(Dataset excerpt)
* begin *
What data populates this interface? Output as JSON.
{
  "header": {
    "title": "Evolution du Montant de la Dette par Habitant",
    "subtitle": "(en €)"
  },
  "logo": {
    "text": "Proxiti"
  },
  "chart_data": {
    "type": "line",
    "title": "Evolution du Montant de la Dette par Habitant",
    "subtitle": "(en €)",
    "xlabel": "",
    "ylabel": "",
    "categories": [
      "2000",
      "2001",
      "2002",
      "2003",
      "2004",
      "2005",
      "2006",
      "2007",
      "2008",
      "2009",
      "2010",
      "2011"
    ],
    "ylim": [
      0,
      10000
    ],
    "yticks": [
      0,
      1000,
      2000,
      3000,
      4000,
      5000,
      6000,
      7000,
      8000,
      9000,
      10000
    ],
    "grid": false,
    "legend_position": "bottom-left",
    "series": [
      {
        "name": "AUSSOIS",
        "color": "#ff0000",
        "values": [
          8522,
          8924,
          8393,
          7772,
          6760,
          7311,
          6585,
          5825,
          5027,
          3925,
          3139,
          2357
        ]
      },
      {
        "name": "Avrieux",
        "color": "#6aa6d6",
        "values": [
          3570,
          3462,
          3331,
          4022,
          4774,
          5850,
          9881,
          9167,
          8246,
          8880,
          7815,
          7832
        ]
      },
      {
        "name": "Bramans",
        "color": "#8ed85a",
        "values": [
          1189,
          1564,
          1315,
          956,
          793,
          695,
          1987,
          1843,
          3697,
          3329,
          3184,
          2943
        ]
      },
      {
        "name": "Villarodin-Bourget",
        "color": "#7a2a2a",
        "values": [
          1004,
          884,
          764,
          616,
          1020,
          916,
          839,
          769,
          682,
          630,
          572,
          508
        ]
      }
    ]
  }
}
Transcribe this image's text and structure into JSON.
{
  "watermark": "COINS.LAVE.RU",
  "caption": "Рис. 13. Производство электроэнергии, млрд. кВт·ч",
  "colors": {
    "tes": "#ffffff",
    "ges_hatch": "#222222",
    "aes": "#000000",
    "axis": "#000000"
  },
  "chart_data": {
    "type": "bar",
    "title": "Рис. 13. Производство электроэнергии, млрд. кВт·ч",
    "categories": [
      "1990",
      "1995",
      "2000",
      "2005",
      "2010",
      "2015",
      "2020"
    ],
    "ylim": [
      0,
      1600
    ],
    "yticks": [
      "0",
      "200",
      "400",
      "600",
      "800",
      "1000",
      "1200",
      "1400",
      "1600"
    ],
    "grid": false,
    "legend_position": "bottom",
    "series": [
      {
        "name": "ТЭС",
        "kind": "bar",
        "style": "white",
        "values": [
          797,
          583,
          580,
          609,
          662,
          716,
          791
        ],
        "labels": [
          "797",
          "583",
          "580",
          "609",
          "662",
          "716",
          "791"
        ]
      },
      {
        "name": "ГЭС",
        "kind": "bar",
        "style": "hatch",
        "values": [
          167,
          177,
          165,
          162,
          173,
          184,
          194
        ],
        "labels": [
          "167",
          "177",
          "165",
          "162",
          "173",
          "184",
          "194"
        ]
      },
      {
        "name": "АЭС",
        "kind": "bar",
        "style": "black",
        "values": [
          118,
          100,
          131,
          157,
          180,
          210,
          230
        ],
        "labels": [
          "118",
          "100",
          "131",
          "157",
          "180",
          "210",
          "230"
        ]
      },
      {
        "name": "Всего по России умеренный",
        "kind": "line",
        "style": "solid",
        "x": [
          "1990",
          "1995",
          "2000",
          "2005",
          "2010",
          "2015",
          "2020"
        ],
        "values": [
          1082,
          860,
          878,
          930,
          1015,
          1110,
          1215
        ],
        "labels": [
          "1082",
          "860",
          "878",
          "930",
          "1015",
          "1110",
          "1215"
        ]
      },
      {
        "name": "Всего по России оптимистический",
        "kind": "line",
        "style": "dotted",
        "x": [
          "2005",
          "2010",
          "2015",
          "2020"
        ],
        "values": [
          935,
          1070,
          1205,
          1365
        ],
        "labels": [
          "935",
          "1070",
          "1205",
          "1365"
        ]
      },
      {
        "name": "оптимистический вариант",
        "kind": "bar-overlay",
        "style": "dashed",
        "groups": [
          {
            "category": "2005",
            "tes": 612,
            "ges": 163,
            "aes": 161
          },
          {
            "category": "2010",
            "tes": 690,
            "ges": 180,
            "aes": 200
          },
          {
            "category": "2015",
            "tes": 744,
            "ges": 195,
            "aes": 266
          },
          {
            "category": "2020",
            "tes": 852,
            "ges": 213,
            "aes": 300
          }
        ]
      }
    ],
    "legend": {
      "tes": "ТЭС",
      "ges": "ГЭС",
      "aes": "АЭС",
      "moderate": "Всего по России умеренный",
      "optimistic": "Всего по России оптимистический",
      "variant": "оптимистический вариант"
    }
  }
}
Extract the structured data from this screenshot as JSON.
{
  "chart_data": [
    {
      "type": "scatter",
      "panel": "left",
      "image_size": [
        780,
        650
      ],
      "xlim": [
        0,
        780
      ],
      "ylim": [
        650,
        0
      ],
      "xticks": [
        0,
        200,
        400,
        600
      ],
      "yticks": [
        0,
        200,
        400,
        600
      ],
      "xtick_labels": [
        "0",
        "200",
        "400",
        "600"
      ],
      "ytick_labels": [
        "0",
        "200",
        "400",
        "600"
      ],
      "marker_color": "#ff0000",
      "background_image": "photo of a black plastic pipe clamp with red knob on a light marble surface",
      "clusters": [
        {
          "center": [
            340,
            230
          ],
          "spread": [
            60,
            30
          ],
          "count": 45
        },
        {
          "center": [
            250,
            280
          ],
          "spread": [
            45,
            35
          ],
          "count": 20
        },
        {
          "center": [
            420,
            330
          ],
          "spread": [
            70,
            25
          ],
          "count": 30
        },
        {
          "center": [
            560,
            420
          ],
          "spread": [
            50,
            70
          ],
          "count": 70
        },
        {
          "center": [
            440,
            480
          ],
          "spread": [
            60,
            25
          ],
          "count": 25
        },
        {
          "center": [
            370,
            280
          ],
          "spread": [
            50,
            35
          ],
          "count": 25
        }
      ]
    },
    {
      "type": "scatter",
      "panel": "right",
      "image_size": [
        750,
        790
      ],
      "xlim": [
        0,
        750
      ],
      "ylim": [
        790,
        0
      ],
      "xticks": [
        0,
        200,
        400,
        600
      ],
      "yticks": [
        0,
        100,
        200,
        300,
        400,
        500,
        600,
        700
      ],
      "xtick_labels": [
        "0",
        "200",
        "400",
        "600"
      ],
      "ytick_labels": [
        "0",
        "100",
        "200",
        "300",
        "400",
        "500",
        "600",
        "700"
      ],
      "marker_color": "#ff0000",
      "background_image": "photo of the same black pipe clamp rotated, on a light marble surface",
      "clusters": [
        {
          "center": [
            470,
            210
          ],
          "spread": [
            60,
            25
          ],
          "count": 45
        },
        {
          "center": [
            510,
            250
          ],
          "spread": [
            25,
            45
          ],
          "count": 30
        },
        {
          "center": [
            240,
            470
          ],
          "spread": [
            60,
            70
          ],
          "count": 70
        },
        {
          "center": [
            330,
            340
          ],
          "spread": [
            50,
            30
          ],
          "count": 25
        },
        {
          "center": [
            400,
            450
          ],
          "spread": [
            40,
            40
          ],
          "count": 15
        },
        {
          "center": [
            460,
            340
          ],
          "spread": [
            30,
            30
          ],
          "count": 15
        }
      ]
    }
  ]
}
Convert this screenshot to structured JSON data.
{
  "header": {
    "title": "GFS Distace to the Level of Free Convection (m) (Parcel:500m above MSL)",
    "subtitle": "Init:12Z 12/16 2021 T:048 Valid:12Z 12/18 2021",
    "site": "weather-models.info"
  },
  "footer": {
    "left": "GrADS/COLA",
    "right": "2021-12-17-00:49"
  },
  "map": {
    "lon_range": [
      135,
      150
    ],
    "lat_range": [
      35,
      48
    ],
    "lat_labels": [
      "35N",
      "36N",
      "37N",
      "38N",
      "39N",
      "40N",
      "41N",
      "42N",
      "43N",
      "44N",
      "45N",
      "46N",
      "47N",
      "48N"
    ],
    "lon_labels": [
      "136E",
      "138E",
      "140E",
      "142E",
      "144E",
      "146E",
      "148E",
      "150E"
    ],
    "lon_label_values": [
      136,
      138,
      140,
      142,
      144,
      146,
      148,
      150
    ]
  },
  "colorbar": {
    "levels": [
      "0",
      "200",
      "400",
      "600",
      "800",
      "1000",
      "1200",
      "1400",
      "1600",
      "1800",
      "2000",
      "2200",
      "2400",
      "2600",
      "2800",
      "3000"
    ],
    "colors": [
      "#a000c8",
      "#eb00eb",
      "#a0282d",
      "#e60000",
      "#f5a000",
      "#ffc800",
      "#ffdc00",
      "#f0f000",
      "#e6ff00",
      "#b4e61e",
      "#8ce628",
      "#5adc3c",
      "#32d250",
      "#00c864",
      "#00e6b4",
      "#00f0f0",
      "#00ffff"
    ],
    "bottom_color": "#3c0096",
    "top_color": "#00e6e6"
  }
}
* end *
TASK BRIEF: Search the entries for the word "name", then gather every line that has it.

RESULT OF THE EXERCISE:
        "name": "AUSSOIS",
        "name": "Avrieux",
        "name": "Bramans",
        "name": "Villarodin-Bourget",
        "name": "ТЭС",
        "name": "ГЭС",
        "name": "АЭС",
        "name": "Всего по России умеренный",
        "name": "Всего по России оптимистический",
        "name": "оптимистический вариант",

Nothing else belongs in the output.